| Aim |
All lines in which the word "document" occurs are to be extracted.

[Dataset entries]

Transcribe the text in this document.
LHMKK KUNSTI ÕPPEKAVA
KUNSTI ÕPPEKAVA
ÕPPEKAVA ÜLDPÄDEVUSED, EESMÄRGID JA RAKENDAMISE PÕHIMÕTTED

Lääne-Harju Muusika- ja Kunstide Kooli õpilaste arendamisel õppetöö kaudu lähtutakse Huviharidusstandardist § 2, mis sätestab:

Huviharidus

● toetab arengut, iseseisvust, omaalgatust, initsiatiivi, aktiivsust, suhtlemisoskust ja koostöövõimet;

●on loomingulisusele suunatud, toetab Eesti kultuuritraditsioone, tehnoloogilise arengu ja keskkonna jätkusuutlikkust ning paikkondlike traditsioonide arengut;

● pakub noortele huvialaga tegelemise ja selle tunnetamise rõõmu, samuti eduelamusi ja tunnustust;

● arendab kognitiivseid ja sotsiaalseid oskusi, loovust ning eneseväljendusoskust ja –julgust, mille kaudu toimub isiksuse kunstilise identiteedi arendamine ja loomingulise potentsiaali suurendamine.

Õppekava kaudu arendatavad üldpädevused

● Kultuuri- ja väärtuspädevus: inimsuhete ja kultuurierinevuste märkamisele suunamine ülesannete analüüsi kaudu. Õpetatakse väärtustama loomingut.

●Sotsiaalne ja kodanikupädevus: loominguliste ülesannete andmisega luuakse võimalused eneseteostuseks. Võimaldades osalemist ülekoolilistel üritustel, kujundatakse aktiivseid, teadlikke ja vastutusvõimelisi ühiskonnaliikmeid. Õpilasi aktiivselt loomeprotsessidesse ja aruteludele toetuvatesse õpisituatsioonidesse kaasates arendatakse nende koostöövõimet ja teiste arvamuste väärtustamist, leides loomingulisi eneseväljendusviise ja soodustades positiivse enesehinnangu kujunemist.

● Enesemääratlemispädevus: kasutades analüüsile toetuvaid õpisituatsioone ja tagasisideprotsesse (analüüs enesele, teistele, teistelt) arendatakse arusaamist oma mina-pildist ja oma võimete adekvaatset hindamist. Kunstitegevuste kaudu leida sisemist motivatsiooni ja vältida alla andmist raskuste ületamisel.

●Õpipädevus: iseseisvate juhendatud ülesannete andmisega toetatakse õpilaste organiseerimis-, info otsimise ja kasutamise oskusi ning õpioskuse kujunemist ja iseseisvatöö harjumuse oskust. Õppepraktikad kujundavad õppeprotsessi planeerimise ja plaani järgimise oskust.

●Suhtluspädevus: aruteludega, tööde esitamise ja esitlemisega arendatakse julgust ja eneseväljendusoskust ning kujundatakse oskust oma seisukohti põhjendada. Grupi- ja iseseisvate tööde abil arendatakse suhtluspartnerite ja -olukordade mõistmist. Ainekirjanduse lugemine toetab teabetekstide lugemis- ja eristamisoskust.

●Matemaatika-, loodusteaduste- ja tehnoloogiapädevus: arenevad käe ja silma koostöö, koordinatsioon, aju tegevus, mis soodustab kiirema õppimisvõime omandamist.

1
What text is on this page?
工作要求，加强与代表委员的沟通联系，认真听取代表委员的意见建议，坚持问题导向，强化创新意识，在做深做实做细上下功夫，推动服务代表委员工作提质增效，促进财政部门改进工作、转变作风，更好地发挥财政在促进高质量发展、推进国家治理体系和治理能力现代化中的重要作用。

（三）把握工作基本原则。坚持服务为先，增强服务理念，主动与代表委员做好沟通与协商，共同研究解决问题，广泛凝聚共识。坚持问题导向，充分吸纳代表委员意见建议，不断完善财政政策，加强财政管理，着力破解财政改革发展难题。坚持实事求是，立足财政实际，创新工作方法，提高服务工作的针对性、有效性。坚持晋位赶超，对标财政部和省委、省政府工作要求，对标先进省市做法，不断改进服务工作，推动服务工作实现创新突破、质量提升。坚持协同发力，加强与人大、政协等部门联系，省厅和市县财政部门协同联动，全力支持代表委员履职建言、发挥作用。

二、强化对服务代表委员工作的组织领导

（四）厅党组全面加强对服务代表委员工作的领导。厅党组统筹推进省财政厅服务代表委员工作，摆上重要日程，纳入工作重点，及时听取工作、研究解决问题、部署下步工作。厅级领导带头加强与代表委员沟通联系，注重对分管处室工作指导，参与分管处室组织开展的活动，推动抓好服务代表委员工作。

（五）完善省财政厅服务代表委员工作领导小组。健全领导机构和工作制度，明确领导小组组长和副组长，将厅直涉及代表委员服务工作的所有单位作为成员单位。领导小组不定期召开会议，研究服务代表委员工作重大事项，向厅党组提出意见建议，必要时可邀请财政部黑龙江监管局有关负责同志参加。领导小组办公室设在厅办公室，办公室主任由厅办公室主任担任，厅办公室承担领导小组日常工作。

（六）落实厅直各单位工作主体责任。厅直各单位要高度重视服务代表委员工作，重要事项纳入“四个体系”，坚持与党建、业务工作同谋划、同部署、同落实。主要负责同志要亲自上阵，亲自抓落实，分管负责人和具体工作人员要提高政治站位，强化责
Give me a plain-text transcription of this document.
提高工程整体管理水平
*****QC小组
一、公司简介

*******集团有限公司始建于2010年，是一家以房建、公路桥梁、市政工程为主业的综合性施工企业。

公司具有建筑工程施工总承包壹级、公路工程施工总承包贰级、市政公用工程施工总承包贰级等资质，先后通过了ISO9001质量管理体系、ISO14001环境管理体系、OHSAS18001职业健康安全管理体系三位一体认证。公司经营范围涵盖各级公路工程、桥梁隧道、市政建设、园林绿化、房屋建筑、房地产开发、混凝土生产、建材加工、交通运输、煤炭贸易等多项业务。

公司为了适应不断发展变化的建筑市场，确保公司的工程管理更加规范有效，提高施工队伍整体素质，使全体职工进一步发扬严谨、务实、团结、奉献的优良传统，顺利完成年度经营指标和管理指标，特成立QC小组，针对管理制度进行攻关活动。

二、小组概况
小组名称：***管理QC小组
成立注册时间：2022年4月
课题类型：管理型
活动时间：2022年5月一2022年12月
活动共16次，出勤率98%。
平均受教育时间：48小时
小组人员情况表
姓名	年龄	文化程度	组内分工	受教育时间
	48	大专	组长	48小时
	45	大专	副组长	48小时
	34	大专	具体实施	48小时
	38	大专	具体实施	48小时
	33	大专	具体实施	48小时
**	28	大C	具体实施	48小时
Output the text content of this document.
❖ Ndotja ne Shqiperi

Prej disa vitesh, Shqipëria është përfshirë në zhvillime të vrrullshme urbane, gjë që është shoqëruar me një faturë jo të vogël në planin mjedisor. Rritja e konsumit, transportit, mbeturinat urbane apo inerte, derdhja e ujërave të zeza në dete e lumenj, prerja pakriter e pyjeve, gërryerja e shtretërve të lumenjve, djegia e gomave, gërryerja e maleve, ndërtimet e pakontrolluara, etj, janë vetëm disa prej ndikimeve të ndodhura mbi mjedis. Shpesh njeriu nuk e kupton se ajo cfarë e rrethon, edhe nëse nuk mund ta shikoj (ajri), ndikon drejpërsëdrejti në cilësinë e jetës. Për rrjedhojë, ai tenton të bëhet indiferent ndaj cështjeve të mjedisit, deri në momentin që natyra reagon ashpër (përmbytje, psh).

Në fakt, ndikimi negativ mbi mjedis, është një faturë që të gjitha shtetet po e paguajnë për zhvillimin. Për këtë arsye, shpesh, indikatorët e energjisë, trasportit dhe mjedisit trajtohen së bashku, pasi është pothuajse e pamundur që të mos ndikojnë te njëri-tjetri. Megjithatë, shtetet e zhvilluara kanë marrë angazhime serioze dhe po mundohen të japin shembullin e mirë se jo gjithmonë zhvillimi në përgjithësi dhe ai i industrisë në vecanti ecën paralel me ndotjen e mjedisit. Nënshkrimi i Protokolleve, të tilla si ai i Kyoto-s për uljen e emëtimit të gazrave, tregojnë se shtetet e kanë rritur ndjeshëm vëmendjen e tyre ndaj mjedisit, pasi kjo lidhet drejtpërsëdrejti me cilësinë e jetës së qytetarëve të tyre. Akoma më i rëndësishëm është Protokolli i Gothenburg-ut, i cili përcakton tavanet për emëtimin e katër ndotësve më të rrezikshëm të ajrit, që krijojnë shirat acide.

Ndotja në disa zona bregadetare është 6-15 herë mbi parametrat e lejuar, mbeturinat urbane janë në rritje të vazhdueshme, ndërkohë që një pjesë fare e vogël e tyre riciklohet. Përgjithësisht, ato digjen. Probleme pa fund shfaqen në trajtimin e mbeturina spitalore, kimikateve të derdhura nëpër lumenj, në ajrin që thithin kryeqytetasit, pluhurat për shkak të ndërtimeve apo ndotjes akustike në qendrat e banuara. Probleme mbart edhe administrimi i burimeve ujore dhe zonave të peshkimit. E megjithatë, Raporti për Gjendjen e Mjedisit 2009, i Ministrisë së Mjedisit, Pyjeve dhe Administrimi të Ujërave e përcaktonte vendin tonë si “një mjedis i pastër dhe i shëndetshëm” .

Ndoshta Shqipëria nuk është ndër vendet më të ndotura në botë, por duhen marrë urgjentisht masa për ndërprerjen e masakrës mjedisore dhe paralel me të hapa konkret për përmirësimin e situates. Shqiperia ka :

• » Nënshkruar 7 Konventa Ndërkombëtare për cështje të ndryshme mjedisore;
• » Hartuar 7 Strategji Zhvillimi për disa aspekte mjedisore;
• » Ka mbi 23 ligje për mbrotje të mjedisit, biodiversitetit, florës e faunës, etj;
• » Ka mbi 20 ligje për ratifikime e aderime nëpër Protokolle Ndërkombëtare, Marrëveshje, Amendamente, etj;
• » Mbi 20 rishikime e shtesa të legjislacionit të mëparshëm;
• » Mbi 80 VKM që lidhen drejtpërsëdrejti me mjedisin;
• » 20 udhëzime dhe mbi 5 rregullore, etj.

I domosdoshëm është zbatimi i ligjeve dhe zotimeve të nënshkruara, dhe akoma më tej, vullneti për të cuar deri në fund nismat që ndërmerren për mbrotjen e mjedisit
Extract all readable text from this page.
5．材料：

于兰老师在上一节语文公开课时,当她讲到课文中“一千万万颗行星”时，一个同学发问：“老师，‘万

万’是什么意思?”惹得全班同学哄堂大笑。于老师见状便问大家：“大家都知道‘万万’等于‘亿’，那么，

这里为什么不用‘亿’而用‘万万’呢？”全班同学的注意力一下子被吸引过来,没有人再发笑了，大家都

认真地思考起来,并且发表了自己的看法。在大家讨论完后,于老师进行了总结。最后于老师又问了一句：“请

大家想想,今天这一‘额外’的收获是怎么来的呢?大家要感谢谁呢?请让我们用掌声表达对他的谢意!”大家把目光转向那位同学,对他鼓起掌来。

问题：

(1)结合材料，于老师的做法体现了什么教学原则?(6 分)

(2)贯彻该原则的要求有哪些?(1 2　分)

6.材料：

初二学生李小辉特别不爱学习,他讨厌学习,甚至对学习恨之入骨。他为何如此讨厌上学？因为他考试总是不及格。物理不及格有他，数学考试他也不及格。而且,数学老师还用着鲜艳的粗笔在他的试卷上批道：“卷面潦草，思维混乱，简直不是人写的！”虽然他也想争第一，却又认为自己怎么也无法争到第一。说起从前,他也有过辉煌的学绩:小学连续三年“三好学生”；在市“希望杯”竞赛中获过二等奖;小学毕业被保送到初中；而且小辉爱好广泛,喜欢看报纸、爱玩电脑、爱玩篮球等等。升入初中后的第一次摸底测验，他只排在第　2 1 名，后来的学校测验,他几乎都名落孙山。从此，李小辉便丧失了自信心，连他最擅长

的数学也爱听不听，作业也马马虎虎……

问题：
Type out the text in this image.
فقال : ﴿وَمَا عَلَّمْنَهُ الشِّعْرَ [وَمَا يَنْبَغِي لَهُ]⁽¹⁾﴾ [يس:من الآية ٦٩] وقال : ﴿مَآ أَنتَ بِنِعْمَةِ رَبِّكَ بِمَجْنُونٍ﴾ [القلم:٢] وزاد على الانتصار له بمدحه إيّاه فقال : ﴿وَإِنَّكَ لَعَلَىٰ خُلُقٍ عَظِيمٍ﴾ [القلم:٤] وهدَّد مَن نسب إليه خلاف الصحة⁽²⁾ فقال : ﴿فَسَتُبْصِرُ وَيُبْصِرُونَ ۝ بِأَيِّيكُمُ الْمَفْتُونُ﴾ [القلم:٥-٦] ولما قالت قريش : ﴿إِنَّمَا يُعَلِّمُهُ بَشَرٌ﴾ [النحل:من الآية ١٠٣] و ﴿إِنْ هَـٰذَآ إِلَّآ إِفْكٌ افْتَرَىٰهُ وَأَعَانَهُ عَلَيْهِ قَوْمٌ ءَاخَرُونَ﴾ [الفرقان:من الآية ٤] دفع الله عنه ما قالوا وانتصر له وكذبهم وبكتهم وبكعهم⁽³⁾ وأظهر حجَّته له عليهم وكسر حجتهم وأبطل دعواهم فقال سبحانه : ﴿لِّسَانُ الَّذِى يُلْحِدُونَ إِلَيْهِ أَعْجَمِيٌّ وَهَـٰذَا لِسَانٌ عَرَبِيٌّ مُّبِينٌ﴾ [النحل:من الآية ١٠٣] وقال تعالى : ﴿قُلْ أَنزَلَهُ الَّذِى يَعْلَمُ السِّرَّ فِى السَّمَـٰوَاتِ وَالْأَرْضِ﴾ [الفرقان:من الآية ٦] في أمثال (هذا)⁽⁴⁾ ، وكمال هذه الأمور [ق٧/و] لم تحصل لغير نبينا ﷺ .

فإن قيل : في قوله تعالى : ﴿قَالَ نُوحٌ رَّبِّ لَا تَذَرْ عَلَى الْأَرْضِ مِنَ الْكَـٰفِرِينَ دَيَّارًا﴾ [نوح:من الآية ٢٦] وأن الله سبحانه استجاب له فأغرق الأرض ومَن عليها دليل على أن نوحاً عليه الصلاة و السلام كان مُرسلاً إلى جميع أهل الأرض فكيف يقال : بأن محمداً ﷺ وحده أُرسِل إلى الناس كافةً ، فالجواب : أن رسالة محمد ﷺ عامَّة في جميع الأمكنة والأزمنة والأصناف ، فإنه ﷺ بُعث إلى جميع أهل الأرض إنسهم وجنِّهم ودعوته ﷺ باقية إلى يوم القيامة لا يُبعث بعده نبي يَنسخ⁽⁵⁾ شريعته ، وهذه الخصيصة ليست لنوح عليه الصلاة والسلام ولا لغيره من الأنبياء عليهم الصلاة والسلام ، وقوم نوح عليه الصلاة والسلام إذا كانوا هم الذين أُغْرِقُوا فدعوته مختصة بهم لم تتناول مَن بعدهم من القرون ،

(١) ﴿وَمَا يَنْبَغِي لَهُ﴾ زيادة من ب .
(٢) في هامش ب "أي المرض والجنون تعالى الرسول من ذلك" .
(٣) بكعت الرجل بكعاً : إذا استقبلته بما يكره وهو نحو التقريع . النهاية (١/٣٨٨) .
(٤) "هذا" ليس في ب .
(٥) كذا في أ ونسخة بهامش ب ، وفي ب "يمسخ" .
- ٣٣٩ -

| Expected answer |
Transcribe the text in this document.
Give me a plain-text transcription of this document.
Output the text content of this document.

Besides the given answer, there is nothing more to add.